-------- THE DATA --------

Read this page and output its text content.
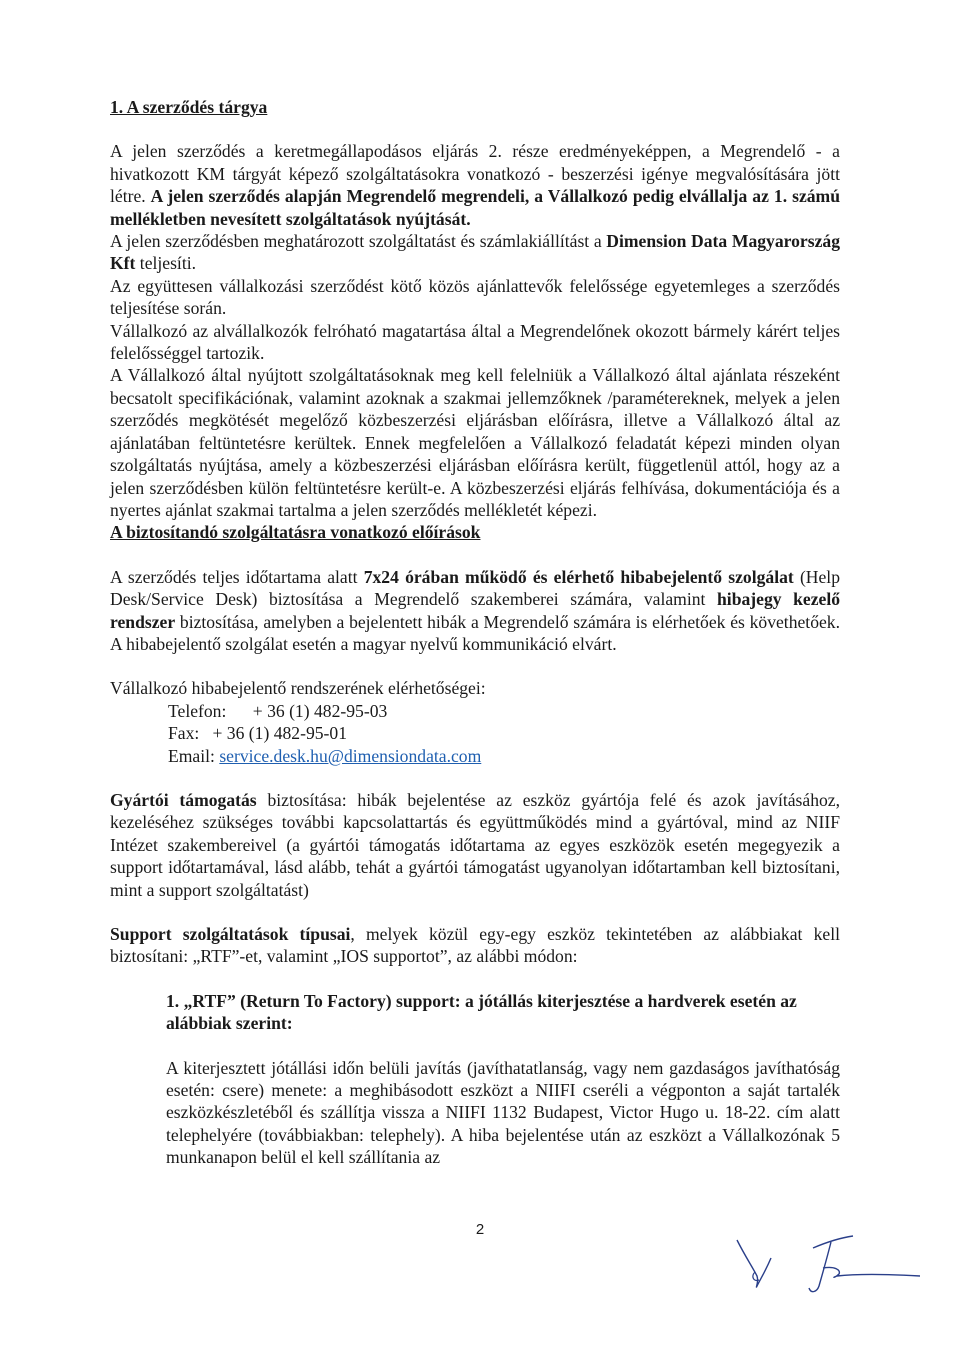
1. A szerződés tárgya

A jelen szerződés a keretmegállapodásos eljárás 2. része eredményeképpen, a Megrendelő - a hivatkozott KM tárgyát képező szolgáltatásokra vonatkozó - beszerzési igénye megvalósítására jött létre. A jelen szerződés alapján Megrendelő megrendeli, a Vállalkozó pedig elvállalja az 1. számú mellékletben nevesített szolgáltatások nyújtását.

A jelen szerződésben meghatározott szolgáltatást és számlakiállítást a Dimension Data Magyarország Kft teljesíti.

Az együttesen vállalkozási szerződést kötő közös ajánlattevők felelőssége egyetemleges a szerződés teljesítése során.

Vállalkozó az alvállalkozók felróható magatartása által a Megrendelőnek okozott bármely kárért teljes felelősséggel tartozik.

A Vállalkozó által nyújtott szolgáltatásoknak meg kell felelniük a Vállalkozó által ajánlata részeként becsatolt specifikációnak, valamint azoknak a szakmai jellemzőknek /paramétereknek, melyek a jelen szerződés megkötését megelőző közbeszerzési eljárásban előírásra, illetve a Vállalkozó által az ajánlatában feltüntetésre kerültek. Ennek megfelelően a Vállalkozó feladatát képezi minden olyan szolgáltatás nyújtása, amely a közbeszerzési eljárásban előírásra került, függetlenül attól, hogy az a jelen szerződésben külön feltüntetésre került-e. A közbeszerzési eljárás felhívása, dokumentációja és a nyertes ajánlat szakmai tartalma a jelen szerződés mellékletét képezi.

A biztosítandó szolgáltatásra vonatkozó előírások

A szerződés teljes időtartama alatt 7x24 órában működő és elérhető hibabejelentő szolgálat (Help Desk/Service Desk) biztosítása a Megrendelő szakemberei számára, valamint hibajegy kezelő rendszer biztosítása, amelyben a bejelentett hibák a Megrendelő számára is elérhetőek és követhetőek. A hibabejelentő szolgálat esetén a magyar nyelvű kommunikáció elvárt.

Vállalkozó hibabejelentő rendszerének elérhetőségei:

Telefon: + 36 (1) 482-95-03
Fax: + 36 (1) 482-95-01
Email: service.desk.hu@dimensiondata.com

Gyártói támogatás biztosítása: hibák bejelentése az eszköz gyártója felé és azok javításához, kezeléséhez szükséges további kapcsolattartás és együttműködés mind a gyártóval, mind az NIIF Intézet szakembereivel (a gyártói támogatás időtartama az egyes eszközök esetén megegyezik a support időtartamával, lásd alább, tehát a gyártói támogatást ugyanolyan időtartamban kell biztosítani, mint a support szolgáltatást)

Support szolgáltatások típusai, melyek közül egy-egy eszköz tekintetében az alábbiakat kell biztosítani: „RTF”-et, valamint „IOS supportot”, az alábbi módon:

1. „RTF” (Return To Factory) support: a jótállás kiterjesztése a hardverek esetén az alábbiak szerint:

A kiterjesztett jótállási időn belüli javítás (javíthatatlanság, vagy nem gazdaságos javíthatóság esetén: csere) menete: a meghibásodott eszközt a NIIFI cseréli a végponton a saját tartalék eszközkészletéből és szállítja vissza a NIIFI 1132 Budapest, Victor Hugo u. 18-22. cím alatt telephelyére (továbbiakban: telephely). A hiba bejelentése után az eszközt a Vállalkozónak 5 munkanapon belül el kell szállítania az

2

--------

**REQUEST**
Go through the listing above and write it out again exactly, dropping the pictures.

**TASK RESPONSE**
Read this page and output its text content.
1. A szerződés tárgya

A jelen szerződés a keretmegállapodásos eljárás 2. része eredményeképpen, a Megrendelő - a hivatkozott KM tárgyát képező szolgáltatásokra vonatkozó - beszerzési igénye megvalósítására jött létre. A jelen szerződés alapján Megrendelő megrendeli, a Vállalkozó pedig elvállalja az 1. számú mellékletben nevesített szolgáltatások nyújtását.

A jelen szerződésben meghatározott szolgáltatást és számlakiállítást a Dimension Data Magyarország Kft teljesíti.

Az együttesen vállalkozási szerződést kötő közös ajánlattevők felelőssége egyetemleges a szerződés teljesítése során.

Vállalkozó az alvállalkozók felróható magatartása által a Megrendelőnek okozott bármely kárért teljes felelősséggel tartozik.

A Vállalkozó által nyújtott szolgáltatásoknak meg kell felelniük a Vállalkozó által ajánlata részeként becsatolt specifikációnak, valamint azoknak a szakmai jellemzőknek /paramétereknek, melyek a jelen szerződés megkötését megelőző közbeszerzési eljárásban előírásra, illetve a Vállalkozó által az ajánlatában feltüntetésre kerültek. Ennek megfelelően a Vállalkozó feladatát képezi minden olyan szolgáltatás nyújtása, amely a közbeszerzési eljárásban előírásra került, függetlenül attól, hogy az a jelen szerződésben külön feltüntetésre került-e. A közbeszerzési eljárás felhívása, dokumentációja és a nyertes ajánlat szakmai tartalma a jelen szerződés mellékletét képezi.

A biztosítandó szolgáltatásra vonatkozó előírások

A szerződés teljes időtartama alatt 7x24 órában működő és elérhető hibabejelentő szolgálat (Help Desk/Service Desk) biztosítása a Megrendelő szakemberei számára, valamint hibajegy kezelő rendszer biztosítása, amelyben a bejelentett hibák a Megrendelő számára is elérhetőek és követhetőek. A hibabejelentő szolgálat esetén a magyar nyelvű kommunikáció elvárt.

Vállalkozó hibabejelentő rendszerének elérhetőségei:

Telefon: + 36 (1) 482-95-03
Fax: + 36 (1) 482-95-01
Email: service.desk.hu@dimensiondata.com

Gyártói támogatás biztosítása: hibák bejelentése az eszköz gyártója felé és azok javításához, kezeléséhez szükséges további kapcsolattartás és együttműködés mind a gyártóval, mind az NIIF Intézet szakembereivel (a gyártói támogatás időtartama az egyes eszközök esetén megegyezik a support időtartamával, lásd alább, tehát a gyártói támogatást ugyanolyan időtartamban kell biztosítani, mint a support szolgáltatást)

Support szolgáltatások típusai, melyek közül egy-egy eszköz tekintetében az alábbiakat kell biztosítani: „RTF”-et, valamint „IOS supportot”, az alábbi módon:

1. „RTF” (Return To Factory) support: a jótállás kiterjesztése a hardverek esetén az alábbiak szerint:

A kiterjesztett jótállási időn belüli javítás (javíthatatlanság, vagy nem gazdaságos javíthatóság esetén: csere) menete: a meghibásodott eszközt a NIIFI cseréli a végponton a saját tartalék eszközkészletéből és szállítja vissza a NIIFI 1132 Budapest, Victor Hugo u. 18-22. cím alatt telephelyére (továbbiakban: telephely). A hiba bejelentése után az eszközt a Vállalkozónak 5 munkanapon belül el kell szállítania az

2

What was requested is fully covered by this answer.